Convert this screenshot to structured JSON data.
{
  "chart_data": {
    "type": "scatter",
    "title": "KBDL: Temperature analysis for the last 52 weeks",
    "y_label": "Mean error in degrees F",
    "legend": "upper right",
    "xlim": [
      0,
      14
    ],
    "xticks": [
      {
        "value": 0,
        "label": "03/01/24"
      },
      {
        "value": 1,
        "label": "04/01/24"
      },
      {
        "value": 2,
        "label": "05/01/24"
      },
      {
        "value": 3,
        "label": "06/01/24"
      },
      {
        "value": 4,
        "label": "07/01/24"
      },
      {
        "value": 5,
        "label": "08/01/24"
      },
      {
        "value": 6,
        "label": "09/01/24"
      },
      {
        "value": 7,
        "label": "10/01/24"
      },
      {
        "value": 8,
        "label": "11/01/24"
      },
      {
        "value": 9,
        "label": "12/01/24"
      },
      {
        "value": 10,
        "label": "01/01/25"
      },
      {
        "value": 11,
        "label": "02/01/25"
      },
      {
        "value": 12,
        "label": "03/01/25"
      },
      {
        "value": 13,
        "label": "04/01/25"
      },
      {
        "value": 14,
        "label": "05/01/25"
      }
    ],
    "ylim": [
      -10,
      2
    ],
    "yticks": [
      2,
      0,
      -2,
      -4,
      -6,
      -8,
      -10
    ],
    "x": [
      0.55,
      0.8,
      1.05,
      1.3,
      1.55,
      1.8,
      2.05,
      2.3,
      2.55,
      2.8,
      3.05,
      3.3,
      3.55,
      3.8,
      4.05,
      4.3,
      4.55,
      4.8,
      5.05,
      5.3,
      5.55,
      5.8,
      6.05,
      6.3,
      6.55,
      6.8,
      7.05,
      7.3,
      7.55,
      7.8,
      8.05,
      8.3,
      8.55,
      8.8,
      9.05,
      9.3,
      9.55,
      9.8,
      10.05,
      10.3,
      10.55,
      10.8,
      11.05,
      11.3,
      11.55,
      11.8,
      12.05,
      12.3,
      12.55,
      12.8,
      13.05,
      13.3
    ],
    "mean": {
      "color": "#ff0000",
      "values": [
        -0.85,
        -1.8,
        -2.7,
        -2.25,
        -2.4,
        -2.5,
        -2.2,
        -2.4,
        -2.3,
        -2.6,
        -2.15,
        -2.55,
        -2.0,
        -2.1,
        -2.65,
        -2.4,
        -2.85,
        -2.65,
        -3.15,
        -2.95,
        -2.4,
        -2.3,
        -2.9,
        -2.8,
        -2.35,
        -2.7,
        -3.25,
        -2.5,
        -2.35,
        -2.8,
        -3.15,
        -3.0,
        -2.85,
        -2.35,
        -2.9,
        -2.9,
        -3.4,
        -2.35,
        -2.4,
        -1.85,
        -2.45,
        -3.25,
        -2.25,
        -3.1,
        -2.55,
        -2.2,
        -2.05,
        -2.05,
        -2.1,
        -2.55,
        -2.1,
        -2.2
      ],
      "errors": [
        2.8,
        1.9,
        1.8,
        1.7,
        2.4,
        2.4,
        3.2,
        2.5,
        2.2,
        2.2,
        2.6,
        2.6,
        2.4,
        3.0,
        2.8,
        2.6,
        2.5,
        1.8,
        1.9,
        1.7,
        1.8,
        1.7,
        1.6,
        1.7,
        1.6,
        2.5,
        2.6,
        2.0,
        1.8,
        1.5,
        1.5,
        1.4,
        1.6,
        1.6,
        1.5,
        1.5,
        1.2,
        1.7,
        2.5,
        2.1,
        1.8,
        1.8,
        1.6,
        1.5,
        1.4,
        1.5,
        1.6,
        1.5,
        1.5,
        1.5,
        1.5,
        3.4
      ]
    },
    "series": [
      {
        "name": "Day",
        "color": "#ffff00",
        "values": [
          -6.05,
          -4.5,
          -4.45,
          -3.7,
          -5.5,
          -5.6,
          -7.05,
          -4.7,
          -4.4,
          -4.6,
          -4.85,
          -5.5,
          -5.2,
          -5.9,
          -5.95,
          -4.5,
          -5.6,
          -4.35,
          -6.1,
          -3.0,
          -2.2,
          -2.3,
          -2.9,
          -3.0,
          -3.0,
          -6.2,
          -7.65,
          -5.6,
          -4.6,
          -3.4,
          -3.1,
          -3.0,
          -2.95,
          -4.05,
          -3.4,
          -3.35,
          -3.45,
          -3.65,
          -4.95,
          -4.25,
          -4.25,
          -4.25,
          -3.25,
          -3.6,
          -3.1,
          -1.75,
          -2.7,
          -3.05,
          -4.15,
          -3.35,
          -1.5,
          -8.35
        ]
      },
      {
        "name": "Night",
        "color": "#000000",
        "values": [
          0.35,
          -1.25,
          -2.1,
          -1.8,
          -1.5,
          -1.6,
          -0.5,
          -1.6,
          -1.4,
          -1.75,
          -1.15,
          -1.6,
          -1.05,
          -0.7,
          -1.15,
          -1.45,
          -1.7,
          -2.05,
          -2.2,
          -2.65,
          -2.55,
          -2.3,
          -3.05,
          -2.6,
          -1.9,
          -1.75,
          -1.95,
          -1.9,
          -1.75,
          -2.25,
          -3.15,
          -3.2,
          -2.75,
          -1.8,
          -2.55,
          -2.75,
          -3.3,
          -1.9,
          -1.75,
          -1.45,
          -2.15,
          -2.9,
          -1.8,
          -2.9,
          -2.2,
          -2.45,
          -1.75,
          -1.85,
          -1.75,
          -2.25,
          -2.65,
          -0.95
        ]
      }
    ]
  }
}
• • • • •
• What is required: From the first line to the last, please quote the material above exactly.

• Response for this exercise:
Convert this screenshot to structured JSON data.
{
  "chart_data": {
    "type": "scatter",
    "title": "KBDL: Temperature analysis for the last 52 weeks",
    "y_label": "Mean error in degrees F",
    "legend": "upper right",
    "xlim": [
      0,
      14
    ],
    "xticks": [
      {
        "value": 0,
        "label": "03/01/24"
      },
      {
        "value": 1,
        "label": "04/01/24"
      },
      {
        "value": 2,
        "label": "05/01/24"
      },
      {
        "value": 3,
        "label": "06/01/24"
      },
      {
        "value": 4,
        "label": "07/01/24"
      },
      {
        "value": 5,
        "label": "08/01/24"
      },
      {
        "value": 6,
        "label": "09/01/24"
      },
      {
        "value": 7,
        "label": "10/01/24"
      },
      {
        "value": 8,
        "label": "11/01/24"
      },
      {
        "value": 9,
        "label": "12/01/24"
      },
      {
        "value": 10,
        "label": "01/01/25"
      },
      {
        "value": 11,
        "label": "02/01/25"
      },
      {
        "value": 12,
        "label": "03/01/25"
      },
      {
        "value": 13,
        "label": "04/01/25"
      },
      {
        "value": 14,
        "label": "05/01/25"
      }
    ],
    "ylim": [
      -10,
      2
    ],
    "yticks": [
      2,
      0,
      -2,
      -4,
      -6,
      -8,
      -10
    ],
    "x": [
      0.55,
      0.8,
      1.05,
      1.3,
      1.55,
      1.8,
      2.05,
      2.3,
      2.55,
      2.8,
      3.05,
      3.3,
      3.55,
      3.8,
      4.05,
      4.3,
      4.55,
      4.8,
      5.05,
      5.3,
      5.55,
      5.8,
      6.05,
      6.3,
      6.55,
      6.8,
      7.05,
      7.3,
      7.55,
      7.8,
      8.05,
      8.3,
      8.55,
      8.8,
      9.05,
      9.3,
      9.55,
      9.8,
      10.05,
      10.3,
      10.55,
      10.8,
      11.05,
      11.3,
      11.55,
      11.8,
      12.05,
      12.3,
      12.55,
      12.8,
      13.05,
      13.3
    ],
    "mean": {
      "color": "#ff0000",
      "values": [
        -0.85,
        -1.8,
        -2.7,
        -2.25,
        -2.4,
        -2.5,
        -2.2,
        -2.4,
        -2.3,
        -2.6,
        -2.15,
        -2.55,
        -2.0,
        -2.1,
        -2.65,
        -2.4,
        -2.85,
        -2.65,
        -3.15,
        -2.95,
        -2.4,
        -2.3,
        -2.9,
        -2.8,
        -2.35,
        -2.7,
        -3.25,
        -2.5,
        -2.35,
        -2.8,
        -3.15,
        -3.0,
        -2.85,
        -2.35,
        -2.9,
        -2.9,
        -3.4,
        -2.35,
        -2.4,
        -1.85,
        -2.45,
        -3.25,
        -2.25,
        -3.1,
        -2.55,
        -2.2,
        -2.05,
        -2.05,
        -2.1,
        -2.55,
        -2.1,
        -2.2
      ],
      "errors": [
        2.8,
        1.9,
        1.8,
        1.7,
        2.4,
        2.4,
        3.2,
        2.5,
        2.2,
        2.2,
        2.6,
        2.6,
        2.4,
        3.0,
        2.8,
        2.6,
        2.5,
        1.8,
        1.9,
        1.7,
        1.8,
        1.7,
        1.6,
        1.7,
        1.6,
        2.5,
        2.6,
        2.0,
        1.8,
        1.5,
        1.5,
        1.4,
        1.6,
        1.6,
        1.5,
        1.5,
        1.2,
        1.7,
        2.5,
        2.1,
        1.8,
        1.8,
        1.6,
        1.5,
        1.4,
        1.5,
        1.6,
        1.5,
        1.5,
        1.5,
        1.5,
        3.4
      ]
    },
    "series": [
      {
        "name": "Day",
        "color": "#ffff00",
        "values": [
          -6.05,
          -4.5,
          -4.45,
          -3.7,
          -5.5,
          -5.6,
          -7.05,
          -4.7,
          -4.4,
          -4.6,
          -4.85,
          -5.5,
          -5.2,
          -5.9,
          -5.95,
          -4.5,
          -5.6,
          -4.35,
          -6.1,
          -3.0,
          -2.2,
          -2.3,
          -2.9,
          -3.0,
          -3.0,
          -6.2,
          -7.65,
          -5.6,
          -4.6,
          -3.4,
          -3.1,
          -3.0,
          -2.95,
          -4.05,
          -3.4,
          -3.35,
          -3.45,
          -3.65,
          -4.95,
          -4.25,
          -4.25,
          -4.25,
          -3.25,
          -3.6,
          -3.1,
          -1.75,
          -2.7,
          -3.05,
          -4.15,
          -3.35,
          -1.5,
          -8.35
        ]
      },
      {
        "name": "Night",
        "color": "#000000",
        "values": [
          0.35,
          -1.25,
          -2.1,
          -1.8,
          -1.5,
          -1.6,
          -0.5,
          -1.6,
          -1.4,
          -1.75,
          -1.15,
          -1.6,
          -1.05,
          -0.7,
          -1.15,
          -1.45,
          -1.7,
          -2.05,
          -2.2,
          -2.65,
          -2.55,
          -2.3,
          -3.05,
          -2.6,
          -1.9,
          -1.75,
          -1.95,
          -1.9,
          -1.75,
          -2.25,
          -3.15,
          -3.2,
          -2.75,
          -1.8,
          -2.55,
          -2.75,
          -3.3,
          -1.9,
          -1.75,
          -1.45,
          -2.15,
          -2.9,
          -1.8,
          -2.9,
          -2.2,
          -2.45,
          -1.75,
          -1.85,
          -1.75,
          -2.25,
          -2.65,
          -0.95
        ]
      }
    ]
  }
}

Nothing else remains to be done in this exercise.